- What you need to do
Provide an exact reproduction of every entry.

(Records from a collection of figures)
━━━━━━━━

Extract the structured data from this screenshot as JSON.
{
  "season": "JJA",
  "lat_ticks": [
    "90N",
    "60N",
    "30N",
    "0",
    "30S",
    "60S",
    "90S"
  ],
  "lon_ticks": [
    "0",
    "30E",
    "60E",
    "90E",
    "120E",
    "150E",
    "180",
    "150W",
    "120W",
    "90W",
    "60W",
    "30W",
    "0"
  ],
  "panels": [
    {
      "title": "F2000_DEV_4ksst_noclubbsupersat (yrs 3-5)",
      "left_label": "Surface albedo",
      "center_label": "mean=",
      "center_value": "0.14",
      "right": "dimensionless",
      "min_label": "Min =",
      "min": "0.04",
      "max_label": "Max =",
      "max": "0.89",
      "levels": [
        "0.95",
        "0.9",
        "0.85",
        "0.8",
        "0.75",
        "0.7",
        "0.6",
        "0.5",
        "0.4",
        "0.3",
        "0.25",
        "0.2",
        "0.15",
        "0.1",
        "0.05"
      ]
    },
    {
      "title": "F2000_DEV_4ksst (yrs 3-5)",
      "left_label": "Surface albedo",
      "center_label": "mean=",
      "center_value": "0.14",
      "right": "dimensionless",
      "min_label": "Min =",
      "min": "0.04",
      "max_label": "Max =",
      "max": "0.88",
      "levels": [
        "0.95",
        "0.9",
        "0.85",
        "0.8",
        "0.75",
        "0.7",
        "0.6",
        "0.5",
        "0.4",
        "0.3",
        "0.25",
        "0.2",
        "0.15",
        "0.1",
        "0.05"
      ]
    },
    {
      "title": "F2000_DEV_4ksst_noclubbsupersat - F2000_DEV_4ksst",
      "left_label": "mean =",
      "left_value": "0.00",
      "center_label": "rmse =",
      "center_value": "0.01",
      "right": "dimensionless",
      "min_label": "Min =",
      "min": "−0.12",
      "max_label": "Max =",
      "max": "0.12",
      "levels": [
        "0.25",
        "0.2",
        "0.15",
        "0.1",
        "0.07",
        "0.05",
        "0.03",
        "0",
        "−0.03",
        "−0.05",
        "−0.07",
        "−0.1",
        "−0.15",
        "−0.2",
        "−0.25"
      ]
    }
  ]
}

━━━━━━━━

- Exercise output
Extract the structured data from this screenshot as JSON.
{
  "season": "JJA",
  "lat_ticks": [
    "90N",
    "60N",
    "30N",
    "0",
    "30S",
    "60S",
    "90S"
  ],
  "lon_ticks": [
    "0",
    "30E",
    "60E",
    "90E",
    "120E",
    "150E",
    "180",
    "150W",
    "120W",
    "90W",
    "60W",
    "30W",
    "0"
  ],
  "panels": [
    {
      "title": "F2000_DEV_4ksst_noclubbsupersat (yrs 3-5)",
      "left_label": "Surface albedo",
      "center_label": "mean=",
      "center_value": "0.14",
      "right": "dimensionless",
      "min_label": "Min =",
      "min": "0.04",
      "max_label": "Max =",
      "max": "0.89",
      "levels": [
        "0.95",
        "0.9",
        "0.85",
        "0.8",
        "0.75",
        "0.7",
        "0.6",
        "0.5",
        "0.4",
        "0.3",
        "0.25",
        "0.2",
        "0.15",
        "0.1",
        "0.05"
      ]
    },
    {
      "title": "F2000_DEV_4ksst (yrs 3-5)",
      "left_label": "Surface albedo",
      "center_label": "mean=",
      "center_value": "0.14",
      "right": "dimensionless",
      "min_label": "Min =",
      "min": "0.04",
      "max_label": "Max =",
      "max": "0.88",
      "levels": [
        "0.95",
        "0.9",
        "0.85",
        "0.8",
        "0.75",
        "0.7",
        "0.6",
        "0.5",
        "0.4",
        "0.3",
        "0.25",
        "0.2",
        "0.15",
        "0.1",
        "0.05"
      ]
    },
    {
      "title": "F2000_DEV_4ksst_noclubbsupersat - F2000_DEV_4ksst",
      "left_label": "mean =",
      "left_value": "0.00",
      "center_label": "rmse =",
      "center_value": "0.01",
      "right": "dimensionless",
      "min_label": "Min =",
      "min": "−0.12",
      "max_label": "Max =",
      "max": "0.12",
      "levels": [
        "0.25",
        "0.2",
        "0.15",
        "0.1",
        "0.07",
        "0.05",
        "0.03",
        "0",
        "−0.03",
        "−0.05",
        "−0.07",
        "−0.1",
        "−0.15",
        "−0.2",
        "−0.25"
      ]
    }
  ]
}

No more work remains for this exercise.